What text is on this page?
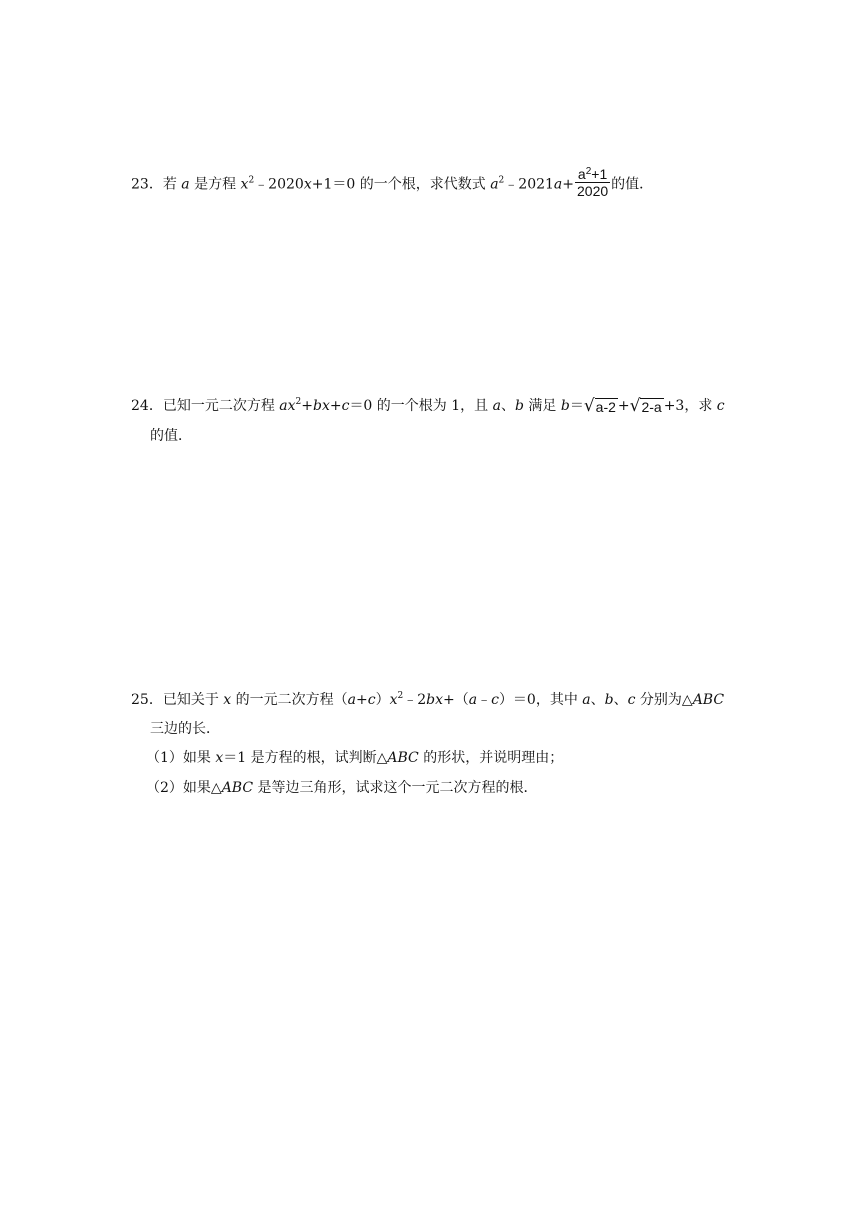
23．若 a 是方程 $x^2﹣2020x+1=0$ 的一个根，求代数式 $a^2﹣2021a+ \frac{a^2+1}{2020}$ 的值．
24．已知一元二次方程 $ax^2+bx+c=0$ 的一个根为 1，且 a、b 满足 b＝ √ a-2 + √ 2-a +3，求 c
的值．
25．已知关于 x 的一元二次方程$(a+c)x^2﹣2bx+(a﹣c)=0$，其中 a、b、c 分别为△ABC
三边的长．
（1）如果 x＝1 是方程的根，试判断△ABC 的形状，并说明理由；
（2）如果△ABC 是等边三角形，试求这个一元二次方程的根．
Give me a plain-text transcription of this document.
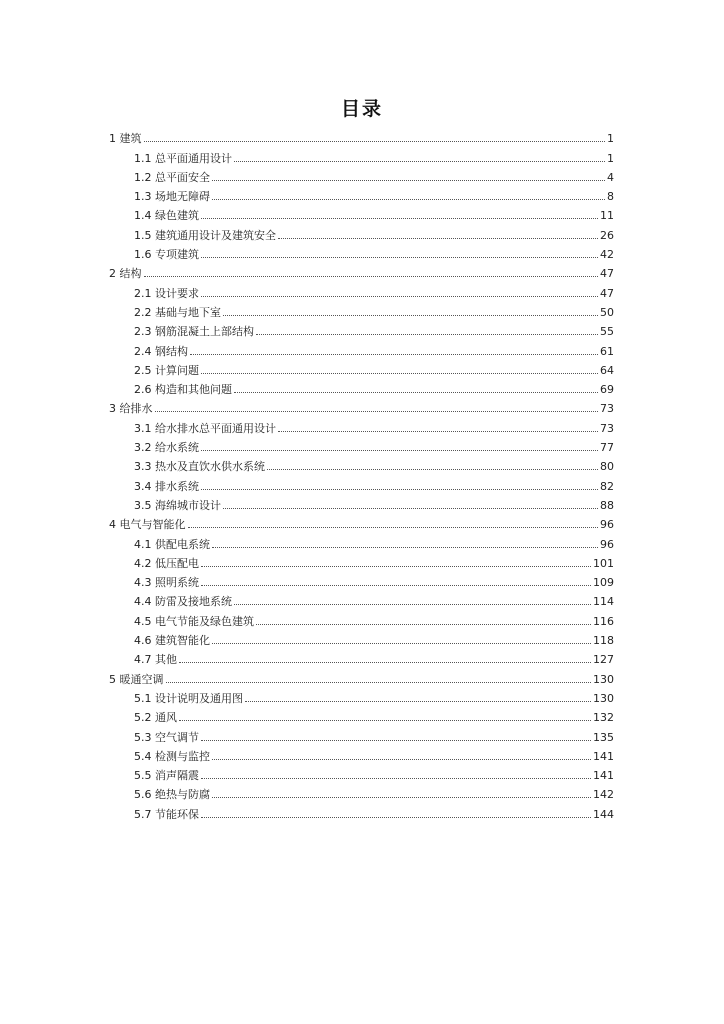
目录
1 建筑	1
1.1 总平面通用设计	1
1.2 总平面安全	4
1.3 场地无障碍	8
1.4 绿色建筑	11
1.5 建筑通用设计及建筑安全	26
1.6 专项建筑	42
2 结构	47
2.1 设计要求	47
2.2 基础与地下室	50
2.3 钢筋混凝土上部结构	55
2.4 钢结构	61
2.5 计算问题	64
2.6 构造和其他问题	69
3 给排水	73
3.1 给水排水总平面通用设计	73
3.2 给水系统	77
3.3 热水及直饮水供水系统	80
3.4 排水系统	82
3.5 海绵城市设计	88
4 电气与智能化	96
4.1 供配电系统	96
4.2 低压配电	101
4.3 照明系统	109
4.4 防雷及接地系统	114
4.5 电气节能及绿色建筑	116
4.6 建筑智能化	118
4.7 其他	127
5 暖通空调	130
5.1 设计说明及通用图	130
5.2 通风	132
5.3 空气调节	135
5.4 检测与监控	141
5.5 消声隔震	141
5.6 绝热与防腐	142
5.7 节能环保	144
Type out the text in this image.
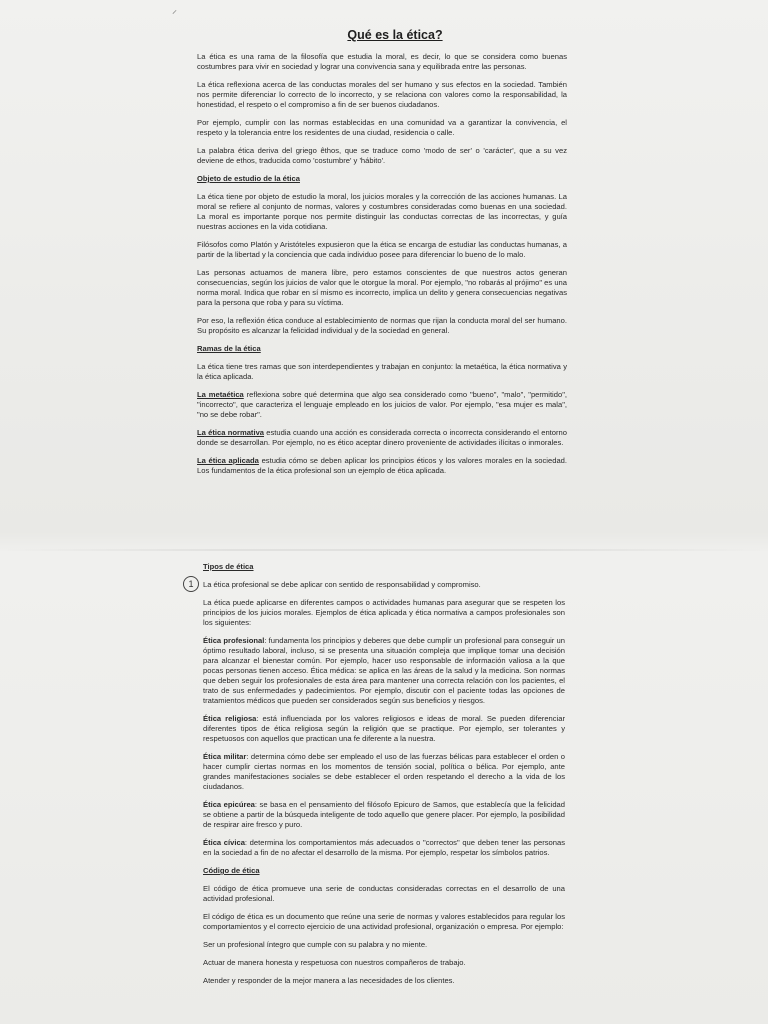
⸝
Qué es la ética?

La ética es una rama de la filosofía que estudia la moral, es decir, lo que se considera como buenas costumbres para vivir en sociedad y lograr una convivencia sana y equilibrada entre las personas.

La ética reflexiona acerca de las conductas morales del ser humano y sus efectos en la sociedad. También nos permite diferenciar lo correcto de lo incorrecto, y se relaciona con valores como la responsabilidad, la honestidad, el respeto o el compromiso a fin de ser buenos ciudadanos.

Por ejemplo, cumplir con las normas establecidas en una comunidad va a garantizar la convivencia, el respeto y la tolerancia entre los residentes de una ciudad, residencia o calle.

La palabra ética deriva del griego êthos, que se traduce como 'modo de ser' o 'carácter', que a su vez deviene de ethos, traducida como 'costumbre' y 'hábito'.

Objeto de estudio de la ética

La ética tiene por objeto de estudio la moral, los juicios morales y la corrección de las acciones humanas. La moral se refiere al conjunto de normas, valores y costumbres consideradas como buenas en una sociedad. La moral es importante porque nos permite distinguir las conductas correctas de las incorrectas, y guía nuestras acciones en la vida cotidiana.

Filósofos como Platón y Aristóteles expusieron que la ética se encarga de estudiar las conductas humanas, a partir de la libertad y la conciencia que cada individuo posee para diferenciar lo bueno de lo malo.

Las personas actuamos de manera libre, pero estamos conscientes de que nuestros actos generan consecuencias, según los juicios de valor que le otorgue la moral. Por ejemplo, "no robarás al prójimo" es una norma moral. Indica que robar en sí mismo es incorrecto, implica un delito y genera consecuencias negativas para la persona que roba y para su víctima.

Por eso, la reflexión ética conduce al establecimiento de normas que rijan la conducta moral del ser humano. Su propósito es alcanzar la felicidad individual y de la sociedad en general.

Ramas de la ética

La ética tiene tres ramas que son interdependientes y trabajan en conjunto: la metaética, la ética normativa y la ética aplicada.

La metaética reflexiona sobre qué determina que algo sea considerado como "bueno", "malo", "permitido", "incorrecto", que caracteriza el lenguaje empleado en los juicios de valor. Por ejemplo, "esa mujer es mala", "no se debe robar".

La ética normativa estudia cuando una acción es considerada correcta o incorrecta considerando el entorno donde se desarrollan. Por ejemplo, no es ético aceptar dinero proveniente de actividades ilícitas o inmorales.

La ética aplicada estudia cómo se deben aplicar los principios éticos y los valores morales en la sociedad. Los fundamentos de la ética profesional son un ejemplo de ética aplicada.

1
Tipos de ética

La ética profesional se debe aplicar con sentido de responsabilidad y compromiso.

La ética puede aplicarse en diferentes campos o actividades humanas para asegurar que se respeten los principios de los juicios morales. Ejemplos de ética aplicada y ética normativa a campos profesionales son los siguientes:

Ética profesional: fundamenta los principios y deberes que debe cumplir un profesional para conseguir un óptimo resultado laboral, incluso, si se presenta una situación compleja que implique tomar una decisión para alcanzar el bienestar común. Por ejemplo, hacer uso responsable de información valiosa a la que pocas personas tienen acceso. Ética médica: se aplica en las áreas de la salud y la medicina. Son normas que deben seguir los profesionales de esta área para mantener una correcta relación con los pacientes, el trato de sus enfermedades y padecimientos. Por ejemplo, discutir con el paciente todas las opciones de tratamientos médicos que pueden ser considerados según sus beneficios y riesgos.

Ética religiosa: está influenciada por los valores religiosos e ideas de moral. Se pueden diferenciar diferentes tipos de ética religiosa según la religión que se practique. Por ejemplo, ser tolerantes y respetuosos con aquellos que practican una fe diferente a la nuestra.

Ética militar: determina cómo debe ser empleado el uso de las fuerzas bélicas para establecer el orden o hacer cumplir ciertas normas en los momentos de tensión social, política o bélica. Por ejemplo, ante grandes manifestaciones sociales se debe establecer el orden respetando el derecho a la vida de los ciudadanos.

Ética epicúrea: se basa en el pensamiento del filósofo Epicuro de Samos, que establecía que la felicidad se obtiene a partir de la búsqueda inteligente de todo aquello que genere placer. Por ejemplo, la posibilidad de respirar aire fresco y puro.

Ética cívica: determina los comportamientos más adecuados o "correctos" que deben tener las personas en la sociedad a fin de no afectar el desarrollo de la misma. Por ejemplo, respetar los símbolos patrios.

Código de ética

El código de ética promueve una serie de conductas consideradas correctas en el desarrollo de una actividad profesional.

El código de ética es un documento que reúne una serie de normas y valores establecidos para regular los comportamientos y el correcto ejercicio de una actividad profesional, organización o empresa. Por ejemplo:

Ser un profesional íntegro que cumple con su palabra y no miente.

Actuar de manera honesta y respetuosa con nuestros compañeros de trabajo.

Atender y responder de la mejor manera a las necesidades de los clientes.
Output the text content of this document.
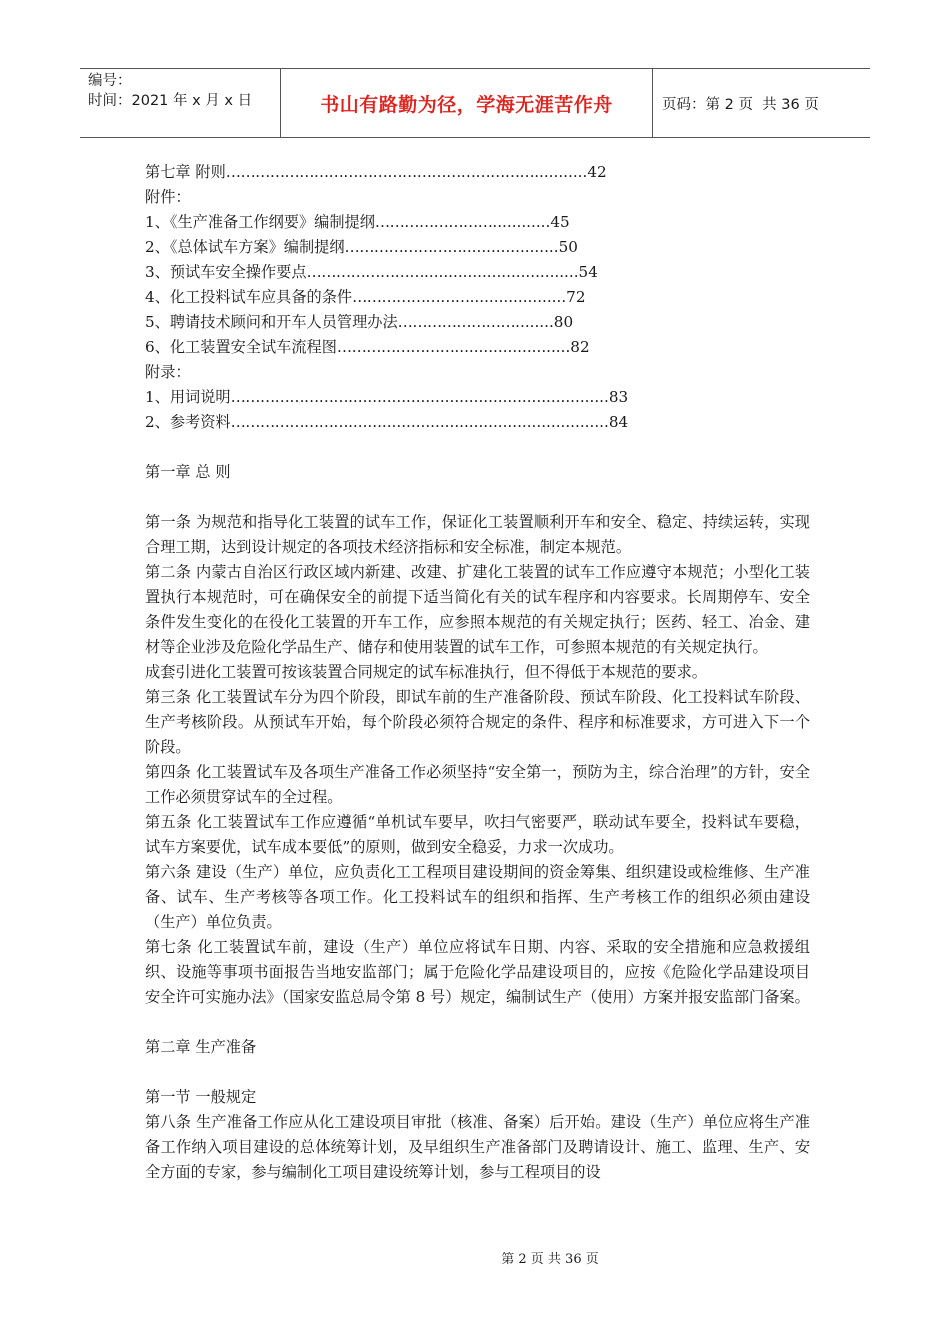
编号：
时间：2021 年 x 月 x 日	书山有路勤为径，学海无涯苦作舟	页码：第 2 页  共 36 页
第七章 附则………………………………………………………...........42
附件：
1、《生产准备工作纲要》编制提纲……………………............45
2、《总体试车方案》编制提纲……………………....................50
3、预试车安全操作要点……………………................................54
4、化工投料试车应具备的条件……………………....................72
5、聘请技术顾问和开车人员管理办法……………………........80
6、化工装置安全试车流程图……………………........................82
附录：
1、用词说明……………………......................................................83
2、参考资料……………………......................................................84

第一章 总 则

第一条 为规范和指导化工装置的试车工作，保证化工装置顺利开车和安全、稳定、持续运转，实现合理工期，达到设计规定的各项技术经济指标和安全标准，制定本规范。

第二条 内蒙古自治区行政区域内新建、改建、扩建化工装置的试车工作应遵守本规范；小型化工装置执行本规范时，可在确保安全的前提下适当简化有关的试车程序和内容要求。长周期停车、安全条件发生变化的在役化工装置的开车工作，应参照本规范的有关规定执行；医药、轻工、冶金、建材等企业涉及危险化学品生产、储存和使用装置的试车工作，可参照本规范的有关规定执行。

成套引进化工装置可按该装置合同规定的试车标准执行，但不得低于本规范的要求。

第三条 化工装置试车分为四个阶段，即试车前的生产准备阶段、预试车阶段、化工投料试车阶段、生产考核阶段。从预试车开始，每个阶段必须符合规定的条件、程序和标准要求，方可进入下一个阶段。

第四条 化工装置试车及各项生产准备工作必须坚持“安全第一，预防为主，综合治理”的方针，安全工作必须贯穿试车的全过程。

第五条 化工装置试车工作应遵循“单机试车要早，吹扫气密要严，联动试车要全，投料试车要稳，试车方案要优，试车成本要低”的原则，做到安全稳妥，力求一次成功。

第六条 建设（生产）单位，应负责化工工程项目建设期间的资金筹集、组织建设或检维修、生产准备、试车、生产考核等各项工作。化工投料试车的组织和指挥、生产考核工作的组织必须由建设（生产）单位负责。

第七条 化工装置试车前，建设（生产）单位应将试车日期、内容、采取的安全措施和应急救援组织、设施等事项书面报告当地安监部门；属于危险化学品建设项目的，应按《危险化学品建设项目安全许可实施办法》（国家安监总局令第 8 号）规定，编制试生产（使用）方案并报安监部门备案。

第二章 生产准备

第一节 一般规定

第八条 生产准备工作应从化工建设项目审批（核准、备案）后开始。建设（生产）单位应将生产准备工作纳入项目建设的总体统筹计划，及早组织生产准备部门及聘请设计、施工、监理、生产、安全方面的专家，参与编制化工项目建设统筹计划，参与工程项目的设

第 2 页 共 36 页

__GIVEN INSTRUCTION__.
Using the listing above, gather each line that holds the string "hacer" and copy it.

__SOLUTION TO THIS EXERCISE__.
Ética profesional: fundamenta los principios y deberes que debe cumplir un profesional para conseguir un óptimo resultado laboral, incluso, si se presenta una situación compleja que implique tomar una decisión para alcanzar el bienestar común. Por ejemplo, hacer uso responsable de información valiosa a la que pocas personas tienen acceso. Ética médica: se aplica en las áreas de la salud y la medicina. Son normas que deben seguir los profesionales de esta área para mantener una correcta relación con los pacientes, el trato de sus enfermedades y padecimientos. Por ejemplo, discutir con el paciente todas las opciones de tratamientos médicos que pueden ser considerados según sus beneficios y riesgos.
Ética militar: determina cómo debe ser empleado el uso de las fuerzas bélicas para establecer el orden o hacer cumplir ciertas normas en los momentos de tensión social, política o bélica. Por ejemplo, ante grandes manifestaciones sociales se debe establecer el orden respetando el derecho a la vida de los ciudadanos.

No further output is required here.